WHAT IS EXPECTED:
Quote the listing below in full and exactly as written, but omit every picture.

======== EXTRACTED DATA ========

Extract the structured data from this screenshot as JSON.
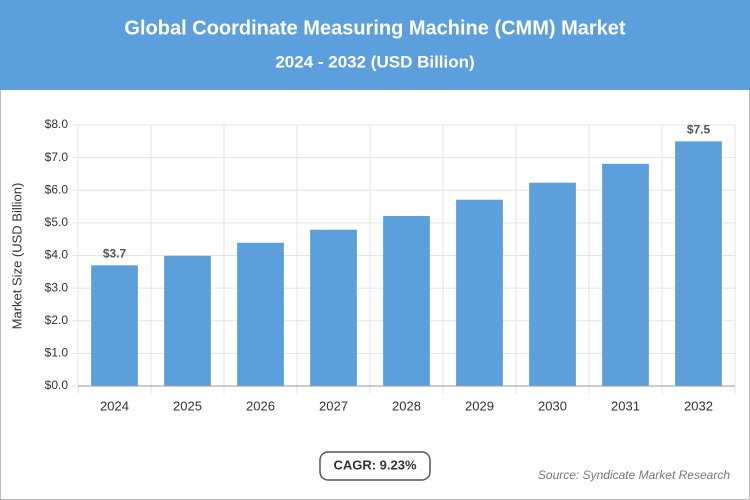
{
  "chart_data": {
    "type": "bar",
    "title": "Global Coordinate Measuring Machine (CMM) Market",
    "subtitle": "2024 - 2032 (USD Billion)",
    "y_label": "Market Size (USD Billion)",
    "categories": [
      "2024",
      "2025",
      "2026",
      "2027",
      "2028",
      "2029",
      "2030",
      "2031",
      "2032"
    ],
    "values": [
      3.7,
      3.99,
      4.39,
      4.79,
      5.21,
      5.71,
      6.23,
      6.81,
      7.5
    ],
    "value_labels": [
      "$3.7",
      null,
      null,
      null,
      null,
      null,
      null,
      null,
      "$7.5"
    ],
    "color": "#5b9fdc",
    "ylim": [
      0,
      8
    ],
    "yticks": [
      {
        "value": 0,
        "label": "$0.0"
      },
      {
        "value": 1,
        "label": "$1.0"
      },
      {
        "value": 2,
        "label": "$2.0"
      },
      {
        "value": 3,
        "label": "$3.0"
      },
      {
        "value": 4,
        "label": "$4.0"
      },
      {
        "value": 5,
        "label": "$5.0"
      },
      {
        "value": 6,
        "label": "$6.0"
      },
      {
        "value": 7,
        "label": "$7.0"
      },
      {
        "value": 8,
        "label": "$8.0"
      }
    ],
    "grid": true,
    "cagr": "CAGR: 9.23%",
    "source": "Source: Syndicate Market Research"
  }
}
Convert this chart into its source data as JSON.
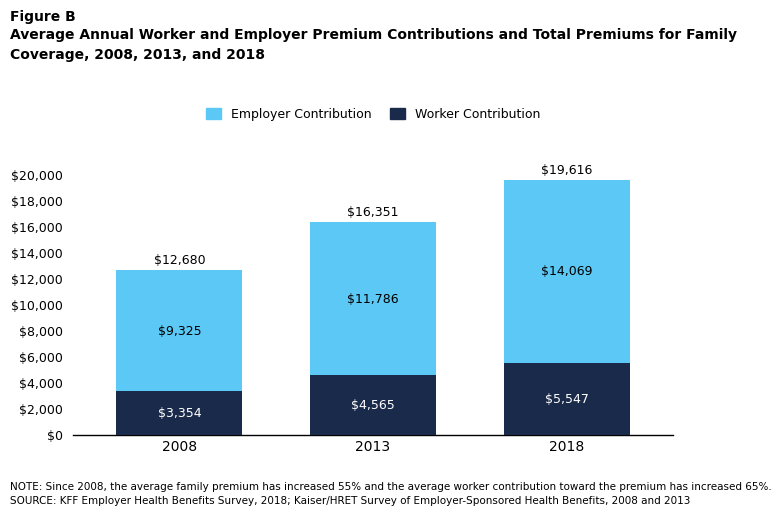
{
  "years": [
    "2008",
    "2013",
    "2018"
  ],
  "worker_contributions": [
    3354,
    4565,
    5547
  ],
  "employer_contributions": [
    9325,
    11786,
    14069
  ],
  "totals": [
    12680,
    16351,
    19616
  ],
  "employer_color": "#5bc8f5",
  "worker_color": "#1a2a4a",
  "title_line1": "Figure B",
  "title_line2": "Average Annual Worker and Employer Premium Contributions and Total Premiums for Family",
  "title_line3": "Coverage, 2008, 2013, and 2018",
  "legend_employer": "Employer Contribution",
  "legend_worker": "Worker Contribution",
  "ylim": [
    0,
    21000
  ],
  "yticks": [
    0,
    2000,
    4000,
    6000,
    8000,
    10000,
    12000,
    14000,
    16000,
    18000,
    20000
  ],
  "note_line1": "NOTE: Since 2008, the average family premium has increased 55% and the average worker contribution toward the premium has increased 65%.",
  "note_line2": "SOURCE: KFF Employer Health Benefits Survey, 2018; Kaiser/HRET Survey of Employer-Sponsored Health Benefits, 2008 and 2013",
  "bar_width": 0.65
}
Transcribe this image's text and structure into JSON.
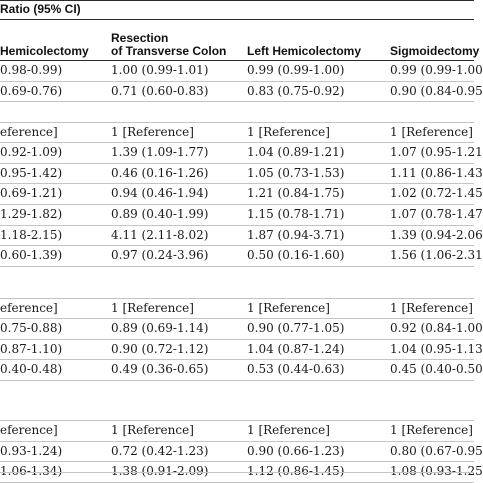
{
  "header": {
    "group_label": "Ratio (95% CI)",
    "columns": [
      {
        "line1": "",
        "line2": "Hemicolectomy"
      },
      {
        "line1": "Resection",
        "line2": "of Transverse Colon"
      },
      {
        "line1": "",
        "line2": "Left Hemicolectomy"
      },
      {
        "line1": "",
        "line2": "Sigmoidectomy"
      }
    ]
  },
  "sections": [
    {
      "rows": [
        [
          "0.98-0.99)",
          "1.00 (0.99-1.01)",
          "0.99 (0.99-1.00)",
          "0.99 (0.99-1.00"
        ],
        [
          "0.69-0.76)",
          "0.71 (0.60-0.83)",
          "0.83 (0.75-0.92)",
          "0.90 (0.84-0.95"
        ]
      ]
    },
    {
      "rows": [
        [
          "eference]",
          "1 [Reference]",
          "1 [Reference]",
          "1 [Reference]"
        ],
        [
          "0.92-1.09)",
          "1.39 (1.09-1.77)",
          "1.04 (0.89-1.21)",
          "1.07 (0.95-1.21"
        ],
        [
          "0.95-1.42)",
          "0.46 (0.16-1.26)",
          "1.05 (0.73-1.53)",
          "1.11 (0.86-1.43"
        ],
        [
          "0.69-1.21)",
          "0.94 (0.46-1.94)",
          "1.21 (0.84-1.75)",
          "1.02 (0.72-1.45"
        ],
        [
          "1.29-1.82)",
          "0.89 (0.40-1.99)",
          "1.15 (0.78-1.71)",
          "1.07 (0.78-1.47"
        ],
        [
          "1.18-2.15)",
          "4.11 (2.11-8.02)",
          "1.87 (0.94-3.71)",
          "1.39 (0.94-2.06"
        ],
        [
          "0.60-1.39)",
          "0.97 (0.24-3.96)",
          "0.50 (0.16-1.60)",
          "1.56 (1.06-2.31"
        ]
      ]
    },
    {
      "rows": [
        [
          "eference]",
          "1 [Reference]",
          "1 [Reference]",
          "1 [Reference]"
        ],
        [
          "0.75-0.88)",
          "0.89 (0.69-1.14)",
          "0.90 (0.77-1.05)",
          "0.92 (0.84-1.00"
        ],
        [
          "0.87-1.10)",
          "0.90 (0.72-1.12)",
          "1.04 (0.87-1.24)",
          "1.04 (0.95-1.13"
        ],
        [
          "0.40-0.48)",
          "0.49 (0.36-0.65)",
          "0.53 (0.44-0.63)",
          "0.45 (0.40-0.50"
        ]
      ]
    },
    {
      "rows": [
        [
          "eference]",
          "1 [Reference]",
          "1 [Reference]",
          "1 [Reference]"
        ],
        [
          "0.93-1.24)",
          "0.72 (0.42-1.23)",
          "0.90 (0.66-1.23)",
          "0.80 (0.67-0.95"
        ],
        [
          "1.06-1.34)",
          "1.38 (0.91-2.09)",
          "1.12 (0.86-1.45)",
          "1.08 (0.93-1.25"
        ]
      ]
    }
  ]
}
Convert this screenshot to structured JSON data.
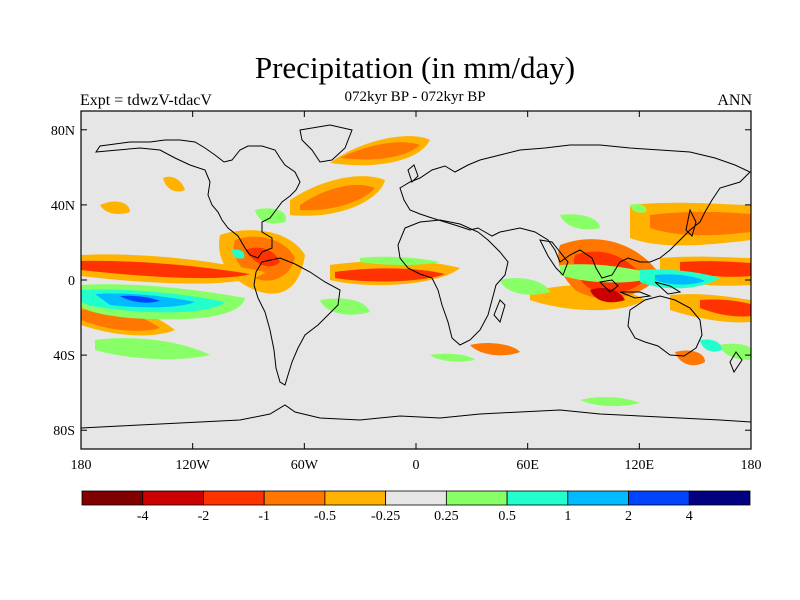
{
  "title": "Precipitation (in mm/day)",
  "left_label": "Expt = tdwzV-tdacV",
  "center_label": "072kyr BP - 072kyr BP",
  "right_label": "ANN",
  "map": {
    "projection": "cylindrical-equidistant",
    "lon_range": [
      -180,
      180
    ],
    "lat_range": [
      -90,
      90
    ],
    "background_color": "#e6e6e6",
    "coastline_color": "#000000",
    "lon_ticks": [
      {
        "value": -180,
        "label": "180"
      },
      {
        "value": -120,
        "label": "120W"
      },
      {
        "value": -60,
        "label": "60W"
      },
      {
        "value": 0,
        "label": "0"
      },
      {
        "value": 60,
        "label": "60E"
      },
      {
        "value": 120,
        "label": "120E"
      },
      {
        "value": 180,
        "label": "180"
      }
    ],
    "lat_ticks": [
      {
        "value": 80,
        "label": "80N"
      },
      {
        "value": 40,
        "label": "40N"
      },
      {
        "value": 0,
        "label": "0"
      },
      {
        "value": -40,
        "label": "40S"
      },
      {
        "value": -80,
        "label": "80S"
      }
    ]
  },
  "colorbar": {
    "colors": [
      "#800000",
      "#cc0000",
      "#ff3300",
      "#ff7700",
      "#ffb300",
      "#e6e6e6",
      "#88ff66",
      "#22ffcc",
      "#00bbff",
      "#0044ff",
      "#000080"
    ],
    "labels": [
      "-4",
      "-2",
      "-1",
      "-0.5",
      "-0.25",
      "0.25",
      "0.5",
      "1",
      "2",
      "4"
    ]
  }
}
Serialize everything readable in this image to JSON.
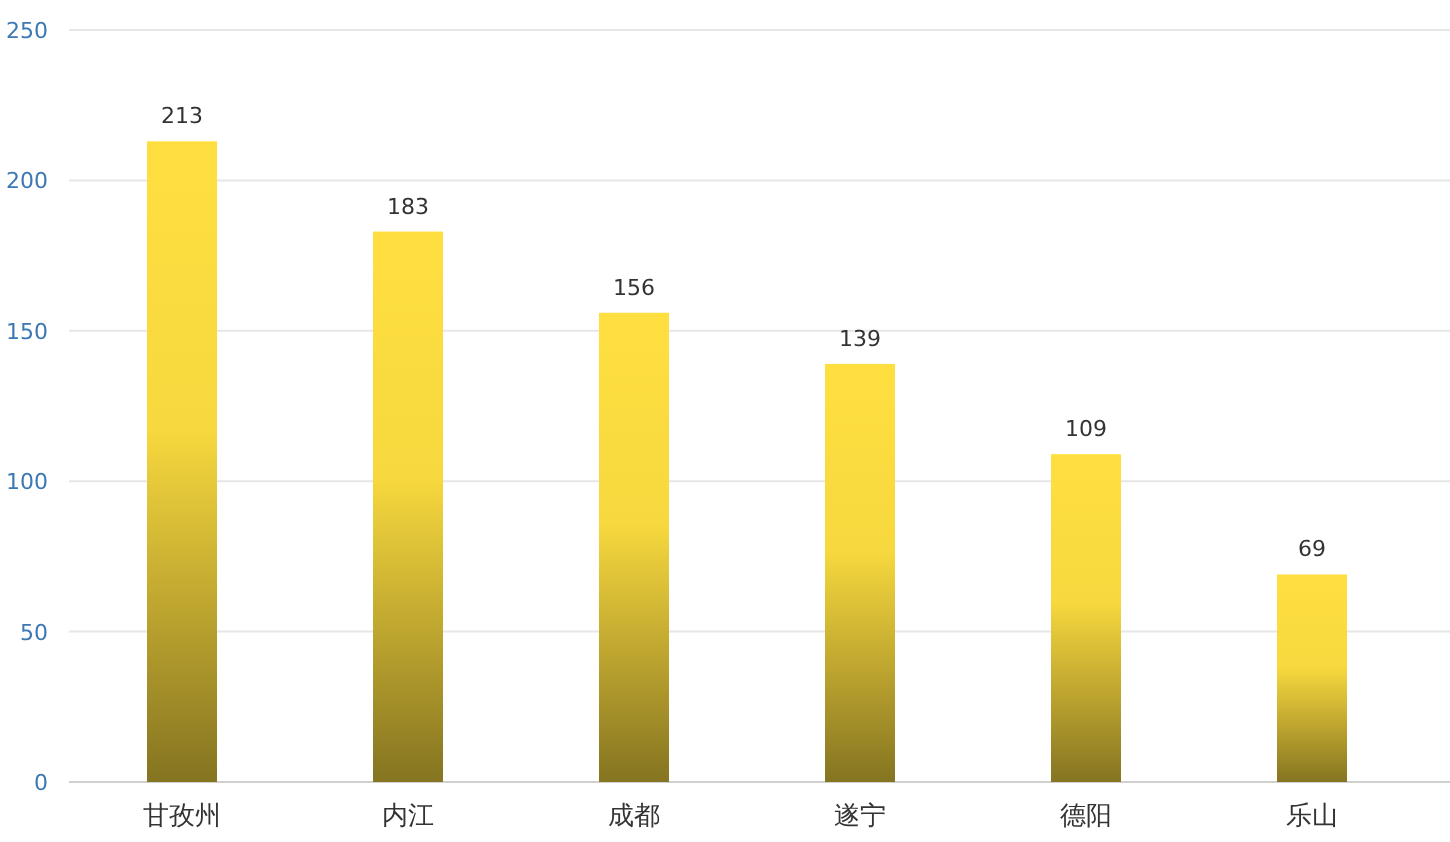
{
  "chart_data": {
    "type": "bar",
    "categories": [
      "甘孜州",
      "内江",
      "成都",
      "遂宁",
      "德阳",
      "乐山"
    ],
    "values": [
      213,
      183,
      156,
      139,
      109,
      69
    ],
    "color": "#ffdf40",
    "ylim": [
      0,
      250
    ],
    "yticks": [
      0,
      50,
      100,
      150,
      200,
      250
    ],
    "grid": "y",
    "data_labels": true
  }
}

========

WRITTEN ANSWER:
Extract the structured data from this screenshot as JSON.
{
  "chart_data": {
    "type": "bar",
    "title": "Global Coordinate Measuring Machine (CMM) Market",
    "subtitle": "2024 - 2032 (USD Billion)",
    "y_label": "Market Size (USD Billion)",
    "categories": [
      "2024",
      "2025",
      "2026",
      "2027",
      "2028",
      "2029",
      "2030",
      "2031",
      "2032"
    ],
    "values": [
      3.7,
      3.99,
      4.39,
      4.79,
      5.21,
      5.71,
      6.23,
      6.81,
      7.5
    ],
    "value_labels": [
      "$3.7",
      null,
      null,
      null,
      null,
      null,
      null,
      null,
      "$7.5"
    ],
    "color": "#5b9fdc",
    "ylim": [
      0,
      8
    ],
    "yticks": [
      {
        "value": 0,
        "label": "$0.0"
      },
      {
        "value": 1,
        "label": "$1.0"
      },
      {
        "value": 2,
        "label": "$2.0"
      },
      {
        "value": 3,
        "label": "$3.0"
      },
      {
        "value": 4,
        "label": "$4.0"
      },
      {
        "value": 5,
        "label": "$5.0"
      },
      {
        "value": 6,
        "label": "$6.0"
      },
      {
        "value": 7,
        "label": "$7.0"
      },
      {
        "value": 8,
        "label": "$8.0"
      }
    ],
    "grid": true,
    "cagr": "CAGR: 9.23%",
    "source": "Source: Syndicate Market Research"
  }
}
Convert this chart into its source data as JSON.
{
  "years": [
    "2008",
    "2013",
    "2018"
  ],
  "worker_contributions": [
    3354,
    4565,
    5547
  ],
  "employer_contributions": [
    9325,
    11786,
    14069
  ],
  "totals": [
    12680,
    16351,
    19616
  ],
  "employer_color": "#5bc8f5",
  "worker_color": "#1a2a4a",
  "title_line1": "Figure B",
  "title_line2": "Average Annual Worker and Employer Premium Contributions and Total Premiums for Family",
  "title_line3": "Coverage, 2008, 2013, and 2018",
  "legend_employer": "Employer Contribution",
  "legend_worker": "Worker Contribution",
  "ylim": [
    0,
    21000
  ],
  "yticks": [
    0,
    2000,
    4000,
    6000,
    8000,
    10000,
    12000,
    14000,
    16000,
    18000,
    20000
  ],
  "note_line1": "NOTE: Since 2008, the average family premium has increased 55% and the average worker contribution toward the premium has increased 65%.",
  "note_line2": "SOURCE: KFF Employer Health Benefits Survey, 2018; Kaiser/HRET Survey of Employer-Sponsored Health Benefits, 2008 and 2013",
  "bar_width": 0.65
}
Transcribe this image's text and structure into JSON.
{
  "header": {
    "group_label": "Ratio (95% CI)",
    "columns": [
      {
        "line1": "",
        "line2": "Hemicolectomy"
      },
      {
        "line1": "Resection",
        "line2": "of Transverse Colon"
      },
      {
        "line1": "",
        "line2": "Left Hemicolectomy"
      },
      {
        "line1": "",
        "line2": "Sigmoidectomy"
      }
    ]
  },
  "sections": [
    {
      "rows": [
        [
          "0.98-0.99)",
          "1.00 (0.99-1.01)",
          "0.99 (0.99-1.00)",
          "0.99 (0.99-1.00"
        ],
        [
          "0.69-0.76)",
          "0.71 (0.60-0.83)",
          "0.83 (0.75-0.92)",
          "0.90 (0.84-0.95"
        ]
      ]
    },
    {
      "rows": [
        [
          "eference]",
          "1 [Reference]",
          "1 [Reference]",
          "1 [Reference]"
        ],
        [
          "0.92-1.09)",
          "1.39 (1.09-1.77)",
          "1.04 (0.89-1.21)",
          "1.07 (0.95-1.21"
        ],
        [
          "0.95-1.42)",
          "0.46 (0.16-1.26)",
          "1.05 (0.73-1.53)",
          "1.11 (0.86-1.43"
        ],
        [
          "0.69-1.21)",
          "0.94 (0.46-1.94)",
          "1.21 (0.84-1.75)",
          "1.02 (0.72-1.45"
        ],
        [
          "1.29-1.82)",
          "0.89 (0.40-1.99)",
          "1.15 (0.78-1.71)",
          "1.07 (0.78-1.47"
        ],
        [
          "1.18-2.15)",
          "4.11 (2.11-8.02)",
          "1.87 (0.94-3.71)",
          "1.39 (0.94-2.06"
        ],
        [
          "0.60-1.39)",
          "0.97 (0.24-3.96)",
          "0.50 (0.16-1.60)",
          "1.56 (1.06-2.31"
        ]
      ]
    },
    {
      "rows": [
        [
          "eference]",
          "1 [Reference]",
          "1 [Reference]",
          "1 [Reference]"
        ],
        [
          "0.75-0.88)",
          "0.89 (0.69-1.14)",
          "0.90 (0.77-1.05)",
          "0.92 (0.84-1.00"
        ],
        [
          "0.87-1.10)",
          "0.90 (0.72-1.12)",
          "1.04 (0.87-1.24)",
          "1.04 (0.95-1.13"
        ],
        [
          "0.40-0.48)",
          "0.49 (0.36-0.65)",
          "0.53 (0.44-0.63)",
          "0.45 (0.40-0.50"
        ]
      ]
    },
    {
      "rows": [
        [
          "eference]",
          "1 [Reference]",
          "1 [Reference]",
          "1 [Reference]"
        ],
        [
          "0.93-1.24)",
          "0.72 (0.42-1.23)",
          "0.90 (0.66-1.23)",
          "0.80 (0.67-0.95"
        ],
        [
          "1.06-1.34)",
          "1.38 (0.91-2.09)",
          "1.12 (0.86-1.45)",
          "1.08 (0.93-1.25"
        ]
      ]
    }
  ]
}
Convert this screenshot to structured JSON data.
{
  "title": "Precipitation (in mm/day)",
  "left_label": "Expt = tdwzV-tdacV",
  "center_label": "072kyr BP - 072kyr BP",
  "right_label": "ANN",
  "map": {
    "projection": "cylindrical-equidistant",
    "lon_range": [
      -180,
      180
    ],
    "lat_range": [
      -90,
      90
    ],
    "background_color": "#e6e6e6",
    "coastline_color": "#000000",
    "lon_ticks": [
      {
        "value": -180,
        "label": "180"
      },
      {
        "value": -120,
        "label": "120W"
      },
      {
        "value": -60,
        "label": "60W"
      },
      {
        "value": 0,
        "label": "0"
      },
      {
        "value": 60,
        "label": "60E"
      },
      {
        "value": 120,
        "label": "120E"
      },
      {
        "value": 180,
        "label": "180"
      }
    ],
    "lat_ticks": [
      {
        "value": 80,
        "label": "80N"
      },
      {
        "value": 40,
        "label": "40N"
      },
      {
        "value": 0,
        "label": "0"
      },
      {
        "value": -40,
        "label": "40S"
      },
      {
        "value": -80,
        "label": "80S"
      }
    ]
  },
  "colorbar": {
    "colors": [
      "#800000",
      "#cc0000",
      "#ff3300",
      "#ff7700",
      "#ffb300",
      "#e6e6e6",
      "#88ff66",
      "#22ffcc",
      "#00bbff",
      "#0044ff",
      "#000080"
    ],
    "labels": [
      "-4",
      "-2",
      "-1",
      "-0.5",
      "-0.25",
      "0.25",
      "0.5",
      "1",
      "2",
      "4"
    ]
  }
}
Serialize everything readable in this image to JSON.
{
  "chart_data": {
    "type": "bar",
    "categories": [
      "甘孜州",
      "内江",
      "成都",
      "遂宁",
      "德阳",
      "乐山"
    ],
    "values": [
      213,
      183,
      156,
      139,
      109,
      69
    ],
    "color": "#ffdf40",
    "ylim": [
      0,
      250
    ],
    "yticks": [
      0,
      50,
      100,
      150,
      200,
      250
    ],
    "grid": "y",
    "data_labels": true
  }
}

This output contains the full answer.